*AIM*:
Write the listing out again, all of it, word for word.

++++++++++++++++++++

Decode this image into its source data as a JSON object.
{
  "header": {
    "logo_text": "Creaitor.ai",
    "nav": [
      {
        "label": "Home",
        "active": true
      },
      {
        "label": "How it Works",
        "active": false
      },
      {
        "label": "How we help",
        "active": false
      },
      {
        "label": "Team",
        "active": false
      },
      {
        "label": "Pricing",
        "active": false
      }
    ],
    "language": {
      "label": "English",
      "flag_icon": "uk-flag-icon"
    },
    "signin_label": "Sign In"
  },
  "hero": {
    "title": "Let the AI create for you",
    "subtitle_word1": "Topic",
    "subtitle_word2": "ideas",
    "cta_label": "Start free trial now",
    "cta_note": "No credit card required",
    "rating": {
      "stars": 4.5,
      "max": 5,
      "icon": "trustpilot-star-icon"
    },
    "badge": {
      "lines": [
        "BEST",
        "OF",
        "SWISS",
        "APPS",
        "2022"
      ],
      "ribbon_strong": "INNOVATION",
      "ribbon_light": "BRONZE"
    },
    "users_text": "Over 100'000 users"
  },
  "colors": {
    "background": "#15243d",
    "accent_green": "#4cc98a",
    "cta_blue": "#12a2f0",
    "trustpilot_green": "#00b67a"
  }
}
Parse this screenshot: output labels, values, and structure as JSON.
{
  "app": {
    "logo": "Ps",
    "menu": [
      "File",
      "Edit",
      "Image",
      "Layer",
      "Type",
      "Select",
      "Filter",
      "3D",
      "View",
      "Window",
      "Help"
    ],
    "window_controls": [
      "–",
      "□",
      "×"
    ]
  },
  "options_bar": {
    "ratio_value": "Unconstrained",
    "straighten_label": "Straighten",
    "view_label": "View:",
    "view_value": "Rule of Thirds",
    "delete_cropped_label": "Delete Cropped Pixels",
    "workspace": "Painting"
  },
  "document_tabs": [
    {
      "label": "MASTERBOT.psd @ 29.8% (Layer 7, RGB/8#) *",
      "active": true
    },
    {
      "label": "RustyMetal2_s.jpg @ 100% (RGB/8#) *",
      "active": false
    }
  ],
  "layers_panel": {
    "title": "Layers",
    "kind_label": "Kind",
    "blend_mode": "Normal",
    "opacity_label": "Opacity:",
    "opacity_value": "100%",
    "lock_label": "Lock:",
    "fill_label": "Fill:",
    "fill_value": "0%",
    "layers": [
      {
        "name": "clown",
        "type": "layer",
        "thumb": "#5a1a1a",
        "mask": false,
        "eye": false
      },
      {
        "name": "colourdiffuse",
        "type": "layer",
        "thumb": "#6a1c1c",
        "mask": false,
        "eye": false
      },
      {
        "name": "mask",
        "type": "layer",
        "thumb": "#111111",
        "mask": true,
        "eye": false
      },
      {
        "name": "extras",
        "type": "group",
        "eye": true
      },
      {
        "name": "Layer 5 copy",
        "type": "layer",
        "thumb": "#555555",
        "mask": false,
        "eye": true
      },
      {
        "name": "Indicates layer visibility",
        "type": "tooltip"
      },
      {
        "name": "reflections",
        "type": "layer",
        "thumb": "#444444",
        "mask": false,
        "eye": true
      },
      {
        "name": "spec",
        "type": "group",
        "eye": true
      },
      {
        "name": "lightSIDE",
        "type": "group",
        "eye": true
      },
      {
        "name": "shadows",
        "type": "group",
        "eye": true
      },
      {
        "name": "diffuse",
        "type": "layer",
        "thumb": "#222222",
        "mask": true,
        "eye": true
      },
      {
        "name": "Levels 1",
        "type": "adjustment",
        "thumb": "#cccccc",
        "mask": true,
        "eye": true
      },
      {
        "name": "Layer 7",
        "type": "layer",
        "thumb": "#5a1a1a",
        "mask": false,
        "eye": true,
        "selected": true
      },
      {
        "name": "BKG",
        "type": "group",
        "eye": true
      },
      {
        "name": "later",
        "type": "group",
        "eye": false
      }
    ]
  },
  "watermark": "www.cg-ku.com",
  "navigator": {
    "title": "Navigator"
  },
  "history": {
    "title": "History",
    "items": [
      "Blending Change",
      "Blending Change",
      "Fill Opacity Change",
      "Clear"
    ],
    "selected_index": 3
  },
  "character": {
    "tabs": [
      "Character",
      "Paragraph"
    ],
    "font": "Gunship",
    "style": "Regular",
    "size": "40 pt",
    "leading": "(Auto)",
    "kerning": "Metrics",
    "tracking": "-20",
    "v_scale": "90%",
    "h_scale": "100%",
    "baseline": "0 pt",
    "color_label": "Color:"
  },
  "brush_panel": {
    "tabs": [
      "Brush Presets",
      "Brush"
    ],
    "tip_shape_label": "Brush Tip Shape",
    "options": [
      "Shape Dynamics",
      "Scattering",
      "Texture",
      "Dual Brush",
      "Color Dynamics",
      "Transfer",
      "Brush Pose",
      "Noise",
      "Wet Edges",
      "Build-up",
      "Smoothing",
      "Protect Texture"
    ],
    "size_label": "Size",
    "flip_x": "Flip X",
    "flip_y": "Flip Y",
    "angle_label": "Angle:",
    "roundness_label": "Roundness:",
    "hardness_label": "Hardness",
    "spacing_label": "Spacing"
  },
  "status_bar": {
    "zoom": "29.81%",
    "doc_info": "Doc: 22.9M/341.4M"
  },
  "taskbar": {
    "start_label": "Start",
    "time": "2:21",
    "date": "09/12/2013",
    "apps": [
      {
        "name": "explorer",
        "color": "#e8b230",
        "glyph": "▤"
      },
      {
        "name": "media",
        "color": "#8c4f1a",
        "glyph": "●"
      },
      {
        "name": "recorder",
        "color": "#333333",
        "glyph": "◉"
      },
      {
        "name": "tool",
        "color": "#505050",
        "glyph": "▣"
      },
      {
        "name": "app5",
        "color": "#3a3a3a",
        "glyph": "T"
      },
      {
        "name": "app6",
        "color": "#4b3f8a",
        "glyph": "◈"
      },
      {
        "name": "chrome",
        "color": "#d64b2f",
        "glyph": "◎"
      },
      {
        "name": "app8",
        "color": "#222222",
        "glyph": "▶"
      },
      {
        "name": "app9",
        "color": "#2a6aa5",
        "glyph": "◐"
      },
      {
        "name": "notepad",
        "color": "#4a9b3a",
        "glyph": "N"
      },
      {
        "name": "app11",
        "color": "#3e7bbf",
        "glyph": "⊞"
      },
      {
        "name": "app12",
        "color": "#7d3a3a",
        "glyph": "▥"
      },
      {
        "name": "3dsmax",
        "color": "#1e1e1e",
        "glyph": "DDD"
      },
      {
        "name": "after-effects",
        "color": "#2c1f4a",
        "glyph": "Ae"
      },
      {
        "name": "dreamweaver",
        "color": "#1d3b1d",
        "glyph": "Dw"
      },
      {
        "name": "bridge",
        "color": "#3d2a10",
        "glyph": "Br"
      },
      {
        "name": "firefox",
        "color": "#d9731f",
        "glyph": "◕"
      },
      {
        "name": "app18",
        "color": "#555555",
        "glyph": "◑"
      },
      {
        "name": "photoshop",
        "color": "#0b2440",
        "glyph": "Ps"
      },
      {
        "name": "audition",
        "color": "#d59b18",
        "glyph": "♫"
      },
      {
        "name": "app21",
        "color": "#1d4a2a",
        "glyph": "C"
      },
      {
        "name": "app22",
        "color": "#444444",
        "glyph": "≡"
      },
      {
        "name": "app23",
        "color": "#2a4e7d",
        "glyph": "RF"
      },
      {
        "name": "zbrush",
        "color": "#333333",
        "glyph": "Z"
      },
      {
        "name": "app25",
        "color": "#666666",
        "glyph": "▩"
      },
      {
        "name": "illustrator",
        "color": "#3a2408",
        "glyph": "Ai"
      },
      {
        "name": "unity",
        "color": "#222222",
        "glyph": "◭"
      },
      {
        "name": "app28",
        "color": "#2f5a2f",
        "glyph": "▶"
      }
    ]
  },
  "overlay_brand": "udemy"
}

++++++++++++++++++++

*OUTPUT BELOW*:
Decode this image into its source data as a JSON object.
{
  "header": {
    "logo_text": "Creaitor.ai",
    "nav": [
      {
        "label": "Home",
        "active": true
      },
      {
        "label": "How it Works",
        "active": false
      },
      {
        "label": "How we help",
        "active": false
      },
      {
        "label": "Team",
        "active": false
      },
      {
        "label": "Pricing",
        "active": false
      }
    ],
    "language": {
      "label": "English",
      "flag_icon": "uk-flag-icon"
    },
    "signin_label": "Sign In"
  },
  "hero": {
    "title": "Let the AI create for you",
    "subtitle_word1": "Topic",
    "subtitle_word2": "ideas",
    "cta_label": "Start free trial now",
    "cta_note": "No credit card required",
    "rating": {
      "stars": 4.5,
      "max": 5,
      "icon": "trustpilot-star-icon"
    },
    "badge": {
      "lines": [
        "BEST",
        "OF",
        "SWISS",
        "APPS",
        "2022"
      ],
      "ribbon_strong": "INNOVATION",
      "ribbon_light": "BRONZE"
    },
    "users_text": "Over 100'000 users"
  },
  "colors": {
    "background": "#15243d",
    "accent_green": "#4cc98a",
    "cta_blue": "#12a2f0",
    "trustpilot_green": "#00b67a"
  }
}
Parse this screenshot: output labels, values, and structure as JSON.
{
  "app": {
    "logo": "Ps",
    "menu": [
      "File",
      "Edit",
      "Image",
      "Layer",
      "Type",
      "Select",
      "Filter",
      "3D",
      "View",
      "Window",
      "Help"
    ],
    "window_controls": [
      "–",
      "□",
      "×"
    ]
  },
  "options_bar": {
    "ratio_value": "Unconstrained",
    "straighten_label": "Straighten",
    "view_label": "View:",
    "view_value": "Rule of Thirds",
    "delete_cropped_label": "Delete Cropped Pixels",
    "workspace": "Painting"
  },
  "document_tabs": [
    {
      "label": "MASTERBOT.psd @ 29.8% (Layer 7, RGB/8#) *",
      "active": true
    },
    {
      "label": "RustyMetal2_s.jpg @ 100% (RGB/8#) *",
      "active": false
    }
  ],
  "layers_panel": {
    "title": "Layers",
    "kind_label": "Kind",
    "blend_mode": "Normal",
    "opacity_label": "Opacity:",
    "opacity_value": "100%",
    "lock_label": "Lock:",
    "fill_label": "Fill:",
    "fill_value": "0%",
    "layers": [
      {
        "name": "clown",
        "type": "layer",
        "thumb": "#5a1a1a",
        "mask": false,
        "eye": false
      },
      {
        "name": "colourdiffuse",
        "type": "layer",
        "thumb": "#6a1c1c",
        "mask": false,
        "eye": false
      },
      {
        "name": "mask",
        "type": "layer",
        "thumb": "#111111",
        "mask": true,
        "eye": false
      },
      {
        "name": "extras",
        "type": "group",
        "eye": true
      },
      {
        "name": "Layer 5 copy",
        "type": "layer",
        "thumb": "#555555",
        "mask": false,
        "eye": true
      },
      {
        "name": "Indicates layer visibility",
        "type": "tooltip"
      },
      {
        "name": "reflections",
        "type": "layer",
        "thumb": "#444444",
        "mask": false,
        "eye": true
      },
      {
        "name": "spec",
        "type": "group",
        "eye": true
      },
      {
        "name": "lightSIDE",
        "type": "group",
        "eye": true
      },
      {
        "name": "shadows",
        "type": "group",
        "eye": true
      },
      {
        "name": "diffuse",
        "type": "layer",
        "thumb": "#222222",
        "mask": true,
        "eye": true
      },
      {
        "name": "Levels 1",
        "type": "adjustment",
        "thumb": "#cccccc",
        "mask": true,
        "eye": true
      },
      {
        "name": "Layer 7",
        "type": "layer",
        "thumb": "#5a1a1a",
        "mask": false,
        "eye": true,
        "selected": true
      },
      {
        "name": "BKG",
        "type": "group",
        "eye": true
      },
      {
        "name": "later",
        "type": "group",
        "eye": false
      }
    ]
  },
  "watermark": "www.cg-ku.com",
  "navigator": {
    "title": "Navigator"
  },
  "history": {
    "title": "History",
    "items": [
      "Blending Change",
      "Blending Change",
      "Fill Opacity Change",
      "Clear"
    ],
    "selected_index": 3
  },
  "character": {
    "tabs": [
      "Character",
      "Paragraph"
    ],
    "font": "Gunship",
    "style": "Regular",
    "size": "40 pt",
    "leading": "(Auto)",
    "kerning": "Metrics",
    "tracking": "-20",
    "v_scale": "90%",
    "h_scale": "100%",
    "baseline": "0 pt",
    "color_label": "Color:"
  },
  "brush_panel": {
    "tabs": [
      "Brush Presets",
      "Brush"
    ],
    "tip_shape_label": "Brush Tip Shape",
    "options": [
      "Shape Dynamics",
      "Scattering",
      "Texture",
      "Dual Brush",
      "Color Dynamics",
      "Transfer",
      "Brush Pose",
      "Noise",
      "Wet Edges",
      "Build-up",
      "Smoothing",
      "Protect Texture"
    ],
    "size_label": "Size",
    "flip_x": "Flip X",
    "flip_y": "Flip Y",
    "angle_label": "Angle:",
    "roundness_label": "Roundness:",
    "hardness_label": "Hardness",
    "spacing_label": "Spacing"
  },
  "status_bar": {
    "zoom": "29.81%",
    "doc_info": "Doc: 22.9M/341.4M"
  },
  "taskbar": {
    "start_label": "Start",
    "time": "2:21",
    "date": "09/12/2013",
    "apps": [
      {
        "name": "explorer",
        "color": "#e8b230",
        "glyph": "▤"
      },
      {
        "name": "media",
        "color": "#8c4f1a",
        "glyph": "●"
      },
      {
        "name": "recorder",
        "color": "#333333",
        "glyph": "◉"
      },
      {
        "name": "tool",
        "color": "#505050",
        "glyph": "▣"
      },
      {
        "name": "app5",
        "color": "#3a3a3a",
        "glyph": "T"
      },
      {
        "name": "app6",
        "color": "#4b3f8a",
        "glyph": "◈"
      },
      {
        "name": "chrome",
        "color": "#d64b2f",
        "glyph": "◎"
      },
      {
        "name": "app8",
        "color": "#222222",
        "glyph": "▶"
      },
      {
        "name": "app9",
        "color": "#2a6aa5",
        "glyph": "◐"
      },
      {
        "name": "notepad",
        "color": "#4a9b3a",
        "glyph": "N"
      },
      {
        "name": "app11",
        "color": "#3e7bbf",
        "glyph": "⊞"
      },
      {
        "name": "app12",
        "color": "#7d3a3a",
        "glyph": "▥"
      },
      {
        "name": "3dsmax",
        "color": "#1e1e1e",
        "glyph": "DDD"
      },
      {
        "name": "after-effects",
        "color": "#2c1f4a",
        "glyph": "Ae"
      },
      {
        "name": "dreamweaver",
        "color": "#1d3b1d",
        "glyph": "Dw"
      },
      {
        "name": "bridge",
        "color": "#3d2a10",
        "glyph": "Br"
      },
      {
        "name": "firefox",
        "color": "#d9731f",
        "glyph": "◕"
      },
      {
        "name": "app18",
        "color": "#555555",
        "glyph": "◑"
      },
      {
        "name": "photoshop",
        "color": "#0b2440",
        "glyph": "Ps"
      },
      {
        "name": "audition",
        "color": "#d59b18",
        "glyph": "♫"
      },
      {
        "name": "app21",
        "color": "#1d4a2a",
        "glyph": "C"
      },
      {
        "name": "app22",
        "color": "#444444",
        "glyph": "≡"
      },
      {
        "name": "app23",
        "color": "#2a4e7d",
        "glyph": "RF"
      },
      {
        "name": "zbrush",
        "color": "#333333",
        "glyph": "Z"
      },
      {
        "name": "app25",
        "color": "#666666",
        "glyph": "▩"
      },
      {
        "name": "illustrator",
        "color": "#3a2408",
        "glyph": "Ai"
      },
      {
        "name": "unity",
        "color": "#222222",
        "glyph": "◭"
      },
      {
        "name": "app28",
        "color": "#2f5a2f",
        "glyph": "▶"
      }
    ]
  },
  "overlay_brand": "udemy"
}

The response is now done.